__What the exercise asks__. Within the data beneath, some lines may hold the word "Hindawi". Give the number of those lines and nothing else.

*** Begin section ***

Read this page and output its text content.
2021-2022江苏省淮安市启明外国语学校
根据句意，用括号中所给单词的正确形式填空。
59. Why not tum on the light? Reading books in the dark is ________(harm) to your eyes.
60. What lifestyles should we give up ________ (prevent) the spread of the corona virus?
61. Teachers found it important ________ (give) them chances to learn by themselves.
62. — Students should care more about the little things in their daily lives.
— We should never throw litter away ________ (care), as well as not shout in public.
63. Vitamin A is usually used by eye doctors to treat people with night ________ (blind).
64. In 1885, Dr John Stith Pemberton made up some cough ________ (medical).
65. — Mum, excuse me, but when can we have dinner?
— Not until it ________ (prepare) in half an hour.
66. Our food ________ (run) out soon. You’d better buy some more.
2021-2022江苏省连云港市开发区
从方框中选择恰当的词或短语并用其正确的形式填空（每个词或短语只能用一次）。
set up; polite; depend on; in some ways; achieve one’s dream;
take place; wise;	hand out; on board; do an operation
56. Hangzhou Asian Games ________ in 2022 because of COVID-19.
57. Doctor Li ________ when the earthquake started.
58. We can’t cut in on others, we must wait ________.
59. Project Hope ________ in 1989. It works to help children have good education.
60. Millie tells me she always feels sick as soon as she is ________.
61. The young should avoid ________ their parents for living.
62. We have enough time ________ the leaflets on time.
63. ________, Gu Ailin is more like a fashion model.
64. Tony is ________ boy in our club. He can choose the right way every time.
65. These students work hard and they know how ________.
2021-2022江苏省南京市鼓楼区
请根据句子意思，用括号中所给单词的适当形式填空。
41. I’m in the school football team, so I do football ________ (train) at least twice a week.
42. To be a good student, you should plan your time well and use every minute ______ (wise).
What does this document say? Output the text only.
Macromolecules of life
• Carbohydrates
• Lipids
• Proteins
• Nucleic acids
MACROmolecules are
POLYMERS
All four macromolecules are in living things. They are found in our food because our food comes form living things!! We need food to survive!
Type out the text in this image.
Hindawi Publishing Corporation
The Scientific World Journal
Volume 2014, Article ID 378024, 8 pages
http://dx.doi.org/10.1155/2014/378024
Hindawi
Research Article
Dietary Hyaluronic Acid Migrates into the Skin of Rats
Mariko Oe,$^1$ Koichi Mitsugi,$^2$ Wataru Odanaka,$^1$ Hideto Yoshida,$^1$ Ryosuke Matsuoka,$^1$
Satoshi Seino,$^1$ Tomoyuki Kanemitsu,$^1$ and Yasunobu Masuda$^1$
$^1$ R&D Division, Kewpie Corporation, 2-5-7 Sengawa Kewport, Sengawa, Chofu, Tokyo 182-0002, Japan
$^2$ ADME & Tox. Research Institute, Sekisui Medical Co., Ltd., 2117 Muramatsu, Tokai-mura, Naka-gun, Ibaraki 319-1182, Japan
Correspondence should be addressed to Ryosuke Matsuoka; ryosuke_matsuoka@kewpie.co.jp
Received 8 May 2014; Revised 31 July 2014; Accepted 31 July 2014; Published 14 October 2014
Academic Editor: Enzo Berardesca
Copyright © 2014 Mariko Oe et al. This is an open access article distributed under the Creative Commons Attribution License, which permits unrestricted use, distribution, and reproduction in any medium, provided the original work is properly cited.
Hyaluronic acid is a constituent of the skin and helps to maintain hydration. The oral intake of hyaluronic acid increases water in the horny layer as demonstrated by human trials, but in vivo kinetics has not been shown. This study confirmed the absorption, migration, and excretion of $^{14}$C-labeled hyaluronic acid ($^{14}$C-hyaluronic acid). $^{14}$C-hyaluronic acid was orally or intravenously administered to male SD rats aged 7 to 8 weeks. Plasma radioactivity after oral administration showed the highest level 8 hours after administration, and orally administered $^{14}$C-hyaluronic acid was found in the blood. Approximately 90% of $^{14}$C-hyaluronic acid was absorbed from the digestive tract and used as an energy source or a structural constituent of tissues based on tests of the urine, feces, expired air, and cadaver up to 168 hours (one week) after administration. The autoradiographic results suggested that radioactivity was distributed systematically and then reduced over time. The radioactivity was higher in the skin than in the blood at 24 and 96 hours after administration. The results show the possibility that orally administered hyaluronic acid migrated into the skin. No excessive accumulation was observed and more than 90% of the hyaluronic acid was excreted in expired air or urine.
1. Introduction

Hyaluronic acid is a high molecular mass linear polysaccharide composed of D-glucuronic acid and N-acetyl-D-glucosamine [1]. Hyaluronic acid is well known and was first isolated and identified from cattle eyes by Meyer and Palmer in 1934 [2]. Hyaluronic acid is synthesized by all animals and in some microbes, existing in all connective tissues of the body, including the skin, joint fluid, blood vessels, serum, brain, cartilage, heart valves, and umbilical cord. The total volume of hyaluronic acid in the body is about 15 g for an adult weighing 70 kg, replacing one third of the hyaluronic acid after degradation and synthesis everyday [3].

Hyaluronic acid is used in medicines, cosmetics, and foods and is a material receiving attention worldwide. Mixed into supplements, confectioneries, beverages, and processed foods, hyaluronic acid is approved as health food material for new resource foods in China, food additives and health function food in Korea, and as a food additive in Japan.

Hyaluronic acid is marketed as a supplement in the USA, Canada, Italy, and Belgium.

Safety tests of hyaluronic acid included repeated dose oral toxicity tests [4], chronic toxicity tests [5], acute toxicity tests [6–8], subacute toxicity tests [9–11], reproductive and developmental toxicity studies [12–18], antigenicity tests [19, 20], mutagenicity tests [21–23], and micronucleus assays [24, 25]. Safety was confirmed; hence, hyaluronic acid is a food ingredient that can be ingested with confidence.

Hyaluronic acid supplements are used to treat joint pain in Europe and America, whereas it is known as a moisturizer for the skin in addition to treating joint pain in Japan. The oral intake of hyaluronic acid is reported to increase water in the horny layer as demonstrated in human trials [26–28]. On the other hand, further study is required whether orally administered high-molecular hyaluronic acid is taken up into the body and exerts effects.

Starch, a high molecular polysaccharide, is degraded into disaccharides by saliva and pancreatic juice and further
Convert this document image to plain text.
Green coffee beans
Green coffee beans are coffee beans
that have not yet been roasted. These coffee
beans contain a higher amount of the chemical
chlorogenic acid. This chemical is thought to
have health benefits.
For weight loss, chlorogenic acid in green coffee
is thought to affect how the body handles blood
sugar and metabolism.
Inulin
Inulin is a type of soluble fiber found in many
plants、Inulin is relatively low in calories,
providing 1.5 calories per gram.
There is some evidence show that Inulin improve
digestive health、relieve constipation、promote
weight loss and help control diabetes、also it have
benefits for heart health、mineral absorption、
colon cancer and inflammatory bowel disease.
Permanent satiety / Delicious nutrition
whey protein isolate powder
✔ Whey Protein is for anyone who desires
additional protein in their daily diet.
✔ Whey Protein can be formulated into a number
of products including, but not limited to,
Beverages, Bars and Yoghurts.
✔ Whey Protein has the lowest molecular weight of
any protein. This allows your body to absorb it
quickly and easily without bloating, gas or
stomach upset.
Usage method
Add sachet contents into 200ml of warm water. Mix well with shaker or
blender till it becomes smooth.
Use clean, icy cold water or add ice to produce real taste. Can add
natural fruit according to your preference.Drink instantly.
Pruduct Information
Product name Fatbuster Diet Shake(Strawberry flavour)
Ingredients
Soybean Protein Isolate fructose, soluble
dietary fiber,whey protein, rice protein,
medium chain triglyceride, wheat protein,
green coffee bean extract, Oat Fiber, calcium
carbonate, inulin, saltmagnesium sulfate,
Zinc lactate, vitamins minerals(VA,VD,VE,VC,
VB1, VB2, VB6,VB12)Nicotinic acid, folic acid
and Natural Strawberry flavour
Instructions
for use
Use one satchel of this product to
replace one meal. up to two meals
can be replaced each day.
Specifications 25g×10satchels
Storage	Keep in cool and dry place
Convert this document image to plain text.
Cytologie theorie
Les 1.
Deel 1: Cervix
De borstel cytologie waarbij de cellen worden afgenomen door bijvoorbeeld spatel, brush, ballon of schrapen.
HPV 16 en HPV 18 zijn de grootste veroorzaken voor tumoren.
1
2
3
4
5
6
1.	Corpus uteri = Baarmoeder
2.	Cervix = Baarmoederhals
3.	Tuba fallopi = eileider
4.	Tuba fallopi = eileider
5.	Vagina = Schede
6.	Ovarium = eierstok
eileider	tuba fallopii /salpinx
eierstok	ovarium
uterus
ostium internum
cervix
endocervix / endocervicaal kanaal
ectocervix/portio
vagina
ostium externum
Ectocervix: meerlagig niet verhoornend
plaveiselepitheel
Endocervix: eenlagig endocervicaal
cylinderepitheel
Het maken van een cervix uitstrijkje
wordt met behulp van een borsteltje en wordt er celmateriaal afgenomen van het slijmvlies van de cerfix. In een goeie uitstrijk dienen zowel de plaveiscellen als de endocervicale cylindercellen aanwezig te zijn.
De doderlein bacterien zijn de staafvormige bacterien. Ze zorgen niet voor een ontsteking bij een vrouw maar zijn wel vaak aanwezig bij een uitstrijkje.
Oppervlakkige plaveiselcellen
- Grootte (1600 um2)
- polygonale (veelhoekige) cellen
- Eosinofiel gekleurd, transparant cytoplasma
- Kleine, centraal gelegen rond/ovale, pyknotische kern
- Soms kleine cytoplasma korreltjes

*** End section ***

__Response area__. 2